[Data records]
···
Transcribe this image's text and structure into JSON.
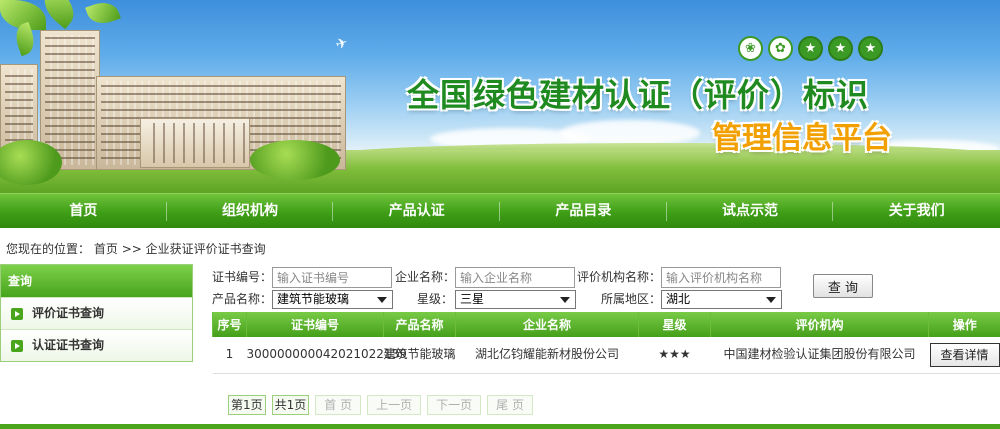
{
  "banner": {
    "title": "全国绿色建材认证（评价）标识",
    "subtitle": "管理信息平台",
    "logos": [
      "leaf-logo",
      "hand-logo",
      "grade-one-seal",
      "grade-two-seal",
      "grade-three-seal"
    ]
  },
  "nav": {
    "items": [
      {
        "label": "首页"
      },
      {
        "label": "组织机构"
      },
      {
        "label": "产品认证"
      },
      {
        "label": "产品目录"
      },
      {
        "label": "试点示范"
      },
      {
        "label": "关于我们"
      }
    ]
  },
  "breadcrumb": {
    "prefix": "您现在的位置：",
    "home": "首页",
    "separator": ">>",
    "current": "企业获证评价证书查询"
  },
  "sidebar": {
    "title": "查询",
    "items": [
      {
        "label": "评价证书查询"
      },
      {
        "label": "认证证书查询"
      }
    ]
  },
  "search": {
    "cert_no_label": "证书编号：",
    "cert_no_placeholder": "输入证书编号",
    "company_label": "企业名称：",
    "company_placeholder": "输入企业名称",
    "agency_label": "评价机构名称：",
    "agency_placeholder": "输入评价机构名称",
    "product_label": "产品名称：",
    "product_value": "建筑节能玻璃",
    "level_label": "星级：",
    "level_value": "三星",
    "region_label": "所属地区：",
    "region_value": "湖北",
    "query_button": "查 询"
  },
  "table": {
    "headers": [
      "序号",
      "证书编号",
      "产品名称",
      "企业名称",
      "星级",
      "评价机构",
      "操作"
    ],
    "rows": [
      {
        "index": "1",
        "cert_no": "300000000042021022139",
        "product": "建筑节能玻璃",
        "company": "湖北亿钧耀能新材股份公司",
        "stars": "★★★",
        "agency": "中国建材检验认证集团股份有限公司",
        "action": "查看详情"
      }
    ]
  },
  "pager": {
    "current": "第1页",
    "total": "共1页",
    "first": "首 页",
    "prev": "上一页",
    "next": "下一页",
    "last": "尾 页"
  },
  "colors": {
    "brand_green": "#3f9d17",
    "title_green": "#1f8a1f",
    "title_orange": "#f2a000"
  }
}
···
> **Written request**: Your task is to return the entries above exactly, with no pictures.

> **Complete output**:
Transcribe this image's text and structure into JSON.
{
  "banner": {
    "title": "全国绿色建材认证（评价）标识",
    "subtitle": "管理信息平台",
    "logos": [
      "leaf-logo",
      "hand-logo",
      "grade-one-seal",
      "grade-two-seal",
      "grade-three-seal"
    ]
  },
  "nav": {
    "items": [
      {
        "label": "首页"
      },
      {
        "label": "组织机构"
      },
      {
        "label": "产品认证"
      },
      {
        "label": "产品目录"
      },
      {
        "label": "试点示范"
      },
      {
        "label": "关于我们"
      }
    ]
  },
  "breadcrumb": {
    "prefix": "您现在的位置：",
    "home": "首页",
    "separator": ">>",
    "current": "企业获证评价证书查询"
  },
  "sidebar": {
    "title": "查询",
    "items": [
      {
        "label": "评价证书查询"
      },
      {
        "label": "认证证书查询"
      }
    ]
  },
  "search": {
    "cert_no_label": "证书编号：",
    "cert_no_placeholder": "输入证书编号",
    "company_label": "企业名称：",
    "company_placeholder": "输入企业名称",
    "agency_label": "评价机构名称：",
    "agency_placeholder": "输入评价机构名称",
    "product_label": "产品名称：",
    "product_value": "建筑节能玻璃",
    "level_label": "星级：",
    "level_value": "三星",
    "region_label": "所属地区：",
    "region_value": "湖北",
    "query_button": "查 询"
  },
  "table": {
    "headers": [
      "序号",
      "证书编号",
      "产品名称",
      "企业名称",
      "星级",
      "评价机构",
      "操作"
    ],
    "rows": [
      {
        "index": "1",
        "cert_no": "300000000042021022139",
        "product": "建筑节能玻璃",
        "company": "湖北亿钧耀能新材股份公司",
        "stars": "★★★",
        "agency": "中国建材检验认证集团股份有限公司",
        "action": "查看详情"
      }
    ]
  },
  "pager": {
    "current": "第1页",
    "total": "共1页",
    "first": "首 页",
    "prev": "上一页",
    "next": "下一页",
    "last": "尾 页"
  },
  "colors": {
    "brand_green": "#3f9d17",
    "title_green": "#1f8a1f",
    "title_orange": "#f2a000"
  }
}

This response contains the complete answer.